**** Data records ****

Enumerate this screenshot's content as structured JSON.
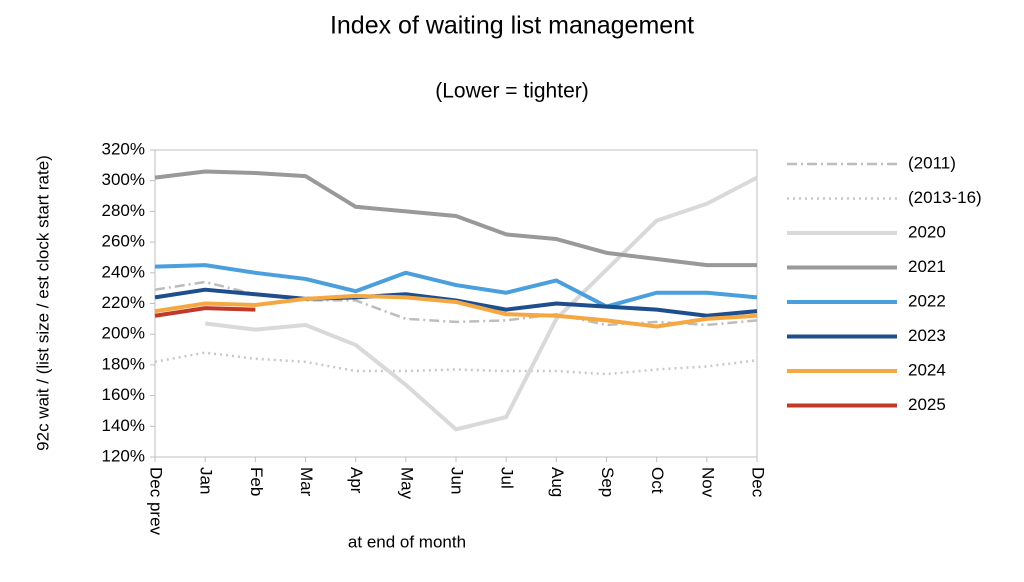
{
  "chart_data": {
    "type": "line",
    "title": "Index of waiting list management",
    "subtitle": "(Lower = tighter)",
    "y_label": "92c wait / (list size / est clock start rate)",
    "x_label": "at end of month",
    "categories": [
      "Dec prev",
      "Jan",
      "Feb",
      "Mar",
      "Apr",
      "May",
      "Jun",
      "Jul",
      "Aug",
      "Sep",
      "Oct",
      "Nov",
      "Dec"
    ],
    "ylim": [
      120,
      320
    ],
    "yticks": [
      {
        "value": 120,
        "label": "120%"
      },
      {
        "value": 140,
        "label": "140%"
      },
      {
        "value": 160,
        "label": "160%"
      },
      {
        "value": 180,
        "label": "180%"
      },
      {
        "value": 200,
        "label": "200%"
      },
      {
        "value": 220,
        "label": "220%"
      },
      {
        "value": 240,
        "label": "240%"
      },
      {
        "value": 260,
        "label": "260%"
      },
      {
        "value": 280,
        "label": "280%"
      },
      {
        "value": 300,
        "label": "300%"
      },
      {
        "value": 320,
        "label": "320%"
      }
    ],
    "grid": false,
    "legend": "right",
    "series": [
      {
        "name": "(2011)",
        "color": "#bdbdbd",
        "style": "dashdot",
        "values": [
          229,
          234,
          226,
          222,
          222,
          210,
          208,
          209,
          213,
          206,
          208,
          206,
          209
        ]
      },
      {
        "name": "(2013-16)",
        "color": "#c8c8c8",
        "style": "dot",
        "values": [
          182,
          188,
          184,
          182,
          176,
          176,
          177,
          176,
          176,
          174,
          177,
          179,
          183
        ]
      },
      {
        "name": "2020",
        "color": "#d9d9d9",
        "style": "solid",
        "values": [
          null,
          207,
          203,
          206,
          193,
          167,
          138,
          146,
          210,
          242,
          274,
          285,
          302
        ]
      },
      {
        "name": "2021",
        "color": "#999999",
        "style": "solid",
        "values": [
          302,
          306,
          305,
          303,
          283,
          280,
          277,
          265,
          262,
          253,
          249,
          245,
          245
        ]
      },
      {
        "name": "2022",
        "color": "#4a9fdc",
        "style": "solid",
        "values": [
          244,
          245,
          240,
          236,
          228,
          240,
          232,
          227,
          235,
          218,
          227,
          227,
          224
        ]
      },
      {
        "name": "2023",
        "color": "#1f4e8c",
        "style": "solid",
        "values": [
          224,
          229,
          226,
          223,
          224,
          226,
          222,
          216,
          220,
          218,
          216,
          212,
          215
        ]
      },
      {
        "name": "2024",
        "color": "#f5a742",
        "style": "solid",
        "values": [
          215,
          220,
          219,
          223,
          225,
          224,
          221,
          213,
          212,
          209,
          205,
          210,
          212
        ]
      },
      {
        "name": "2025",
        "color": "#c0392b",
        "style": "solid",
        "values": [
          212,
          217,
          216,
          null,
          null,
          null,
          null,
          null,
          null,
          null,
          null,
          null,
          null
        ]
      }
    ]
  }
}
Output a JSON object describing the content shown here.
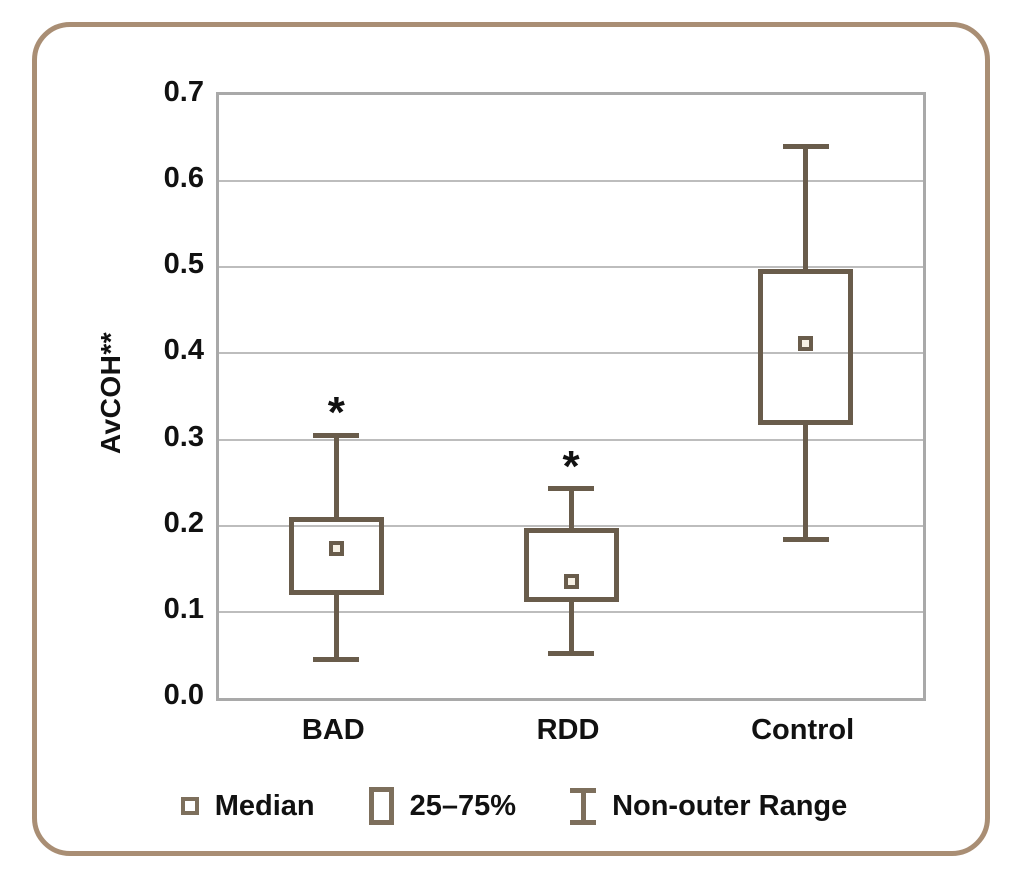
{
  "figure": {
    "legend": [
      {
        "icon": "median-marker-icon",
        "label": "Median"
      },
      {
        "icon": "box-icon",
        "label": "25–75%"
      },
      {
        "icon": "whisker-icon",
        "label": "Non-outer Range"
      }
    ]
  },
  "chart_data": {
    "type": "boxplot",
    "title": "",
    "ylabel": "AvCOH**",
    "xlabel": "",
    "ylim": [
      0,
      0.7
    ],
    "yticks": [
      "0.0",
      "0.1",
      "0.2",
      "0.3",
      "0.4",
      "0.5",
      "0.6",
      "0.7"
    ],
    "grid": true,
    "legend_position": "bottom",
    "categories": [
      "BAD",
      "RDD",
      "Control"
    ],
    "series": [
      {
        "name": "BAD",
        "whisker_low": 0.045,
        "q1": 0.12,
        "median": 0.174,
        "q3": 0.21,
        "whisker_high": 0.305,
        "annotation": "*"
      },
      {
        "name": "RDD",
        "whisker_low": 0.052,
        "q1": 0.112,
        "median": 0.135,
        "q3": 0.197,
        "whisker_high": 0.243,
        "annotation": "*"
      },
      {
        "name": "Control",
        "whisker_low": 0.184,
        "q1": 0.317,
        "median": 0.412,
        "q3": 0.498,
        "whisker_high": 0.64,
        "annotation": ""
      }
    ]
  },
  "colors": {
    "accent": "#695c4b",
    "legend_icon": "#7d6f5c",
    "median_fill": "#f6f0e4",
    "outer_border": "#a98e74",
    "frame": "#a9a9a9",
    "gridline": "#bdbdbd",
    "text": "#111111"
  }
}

****

_The request_.
Reproduce the entries above word for word. Pictures stay out.

_Output of the exercise_.
Enumerate this screenshot's content as structured JSON.
{
  "chart_data": {
    "type": "line",
    "title": "Index of waiting list management",
    "subtitle": "(Lower = tighter)",
    "y_label": "92c wait / (list size / est clock start rate)",
    "x_label": "at end of month",
    "categories": [
      "Dec prev",
      "Jan",
      "Feb",
      "Mar",
      "Apr",
      "May",
      "Jun",
      "Jul",
      "Aug",
      "Sep",
      "Oct",
      "Nov",
      "Dec"
    ],
    "ylim": [
      120,
      320
    ],
    "yticks": [
      {
        "value": 120,
        "label": "120%"
      },
      {
        "value": 140,
        "label": "140%"
      },
      {
        "value": 160,
        "label": "160%"
      },
      {
        "value": 180,
        "label": "180%"
      },
      {
        "value": 200,
        "label": "200%"
      },
      {
        "value": 220,
        "label": "220%"
      },
      {
        "value": 240,
        "label": "240%"
      },
      {
        "value": 260,
        "label": "260%"
      },
      {
        "value": 280,
        "label": "280%"
      },
      {
        "value": 300,
        "label": "300%"
      },
      {
        "value": 320,
        "label": "320%"
      }
    ],
    "grid": false,
    "legend": "right",
    "series": [
      {
        "name": "(2011)",
        "color": "#bdbdbd",
        "style": "dashdot",
        "values": [
          229,
          234,
          226,
          222,
          222,
          210,
          208,
          209,
          213,
          206,
          208,
          206,
          209
        ]
      },
      {
        "name": "(2013-16)",
        "color": "#c8c8c8",
        "style": "dot",
        "values": [
          182,
          188,
          184,
          182,
          176,
          176,
          177,
          176,
          176,
          174,
          177,
          179,
          183
        ]
      },
      {
        "name": "2020",
        "color": "#d9d9d9",
        "style": "solid",
        "values": [
          null,
          207,
          203,
          206,
          193,
          167,
          138,
          146,
          210,
          242,
          274,
          285,
          302
        ]
      },
      {
        "name": "2021",
        "color": "#999999",
        "style": "solid",
        "values": [
          302,
          306,
          305,
          303,
          283,
          280,
          277,
          265,
          262,
          253,
          249,
          245,
          245
        ]
      },
      {
        "name": "2022",
        "color": "#4a9fdc",
        "style": "solid",
        "values": [
          244,
          245,
          240,
          236,
          228,
          240,
          232,
          227,
          235,
          218,
          227,
          227,
          224
        ]
      },
      {
        "name": "2023",
        "color": "#1f4e8c",
        "style": "solid",
        "values": [
          224,
          229,
          226,
          223,
          224,
          226,
          222,
          216,
          220,
          218,
          216,
          212,
          215
        ]
      },
      {
        "name": "2024",
        "color": "#f5a742",
        "style": "solid",
        "values": [
          215,
          220,
          219,
          223,
          225,
          224,
          221,
          213,
          212,
          209,
          205,
          210,
          212
        ]
      },
      {
        "name": "2025",
        "color": "#c0392b",
        "style": "solid",
        "values": [
          212,
          217,
          216,
          null,
          null,
          null,
          null,
          null,
          null,
          null,
          null,
          null,
          null
        ]
      }
    ]
  }
}
Output a JSON object describing the content shown here.
{
  "figure": {
    "legend": [
      {
        "icon": "median-marker-icon",
        "label": "Median"
      },
      {
        "icon": "box-icon",
        "label": "25–75%"
      },
      {
        "icon": "whisker-icon",
        "label": "Non-outer Range"
      }
    ]
  },
  "chart_data": {
    "type": "boxplot",
    "title": "",
    "ylabel": "AvCOH**",
    "xlabel": "",
    "ylim": [
      0,
      0.7
    ],
    "yticks": [
      "0.0",
      "0.1",
      "0.2",
      "0.3",
      "0.4",
      "0.5",
      "0.6",
      "0.7"
    ],
    "grid": true,
    "legend_position": "bottom",
    "categories": [
      "BAD",
      "RDD",
      "Control"
    ],
    "series": [
      {
        "name": "BAD",
        "whisker_low": 0.045,
        "q1": 0.12,
        "median": 0.174,
        "q3": 0.21,
        "whisker_high": 0.305,
        "annotation": "*"
      },
      {
        "name": "RDD",
        "whisker_low": 0.052,
        "q1": 0.112,
        "median": 0.135,
        "q3": 0.197,
        "whisker_high": 0.243,
        "annotation": "*"
      },
      {
        "name": "Control",
        "whisker_low": 0.184,
        "q1": 0.317,
        "median": 0.412,
        "q3": 0.498,
        "whisker_high": 0.64,
        "annotation": ""
      }
    ]
  },
  "colors": {
    "accent": "#695c4b",
    "legend_icon": "#7d6f5c",
    "median_fill": "#f6f0e4",
    "outer_border": "#a98e74",
    "frame": "#a9a9a9",
    "gridline": "#bdbdbd",
    "text": "#111111"
  }
}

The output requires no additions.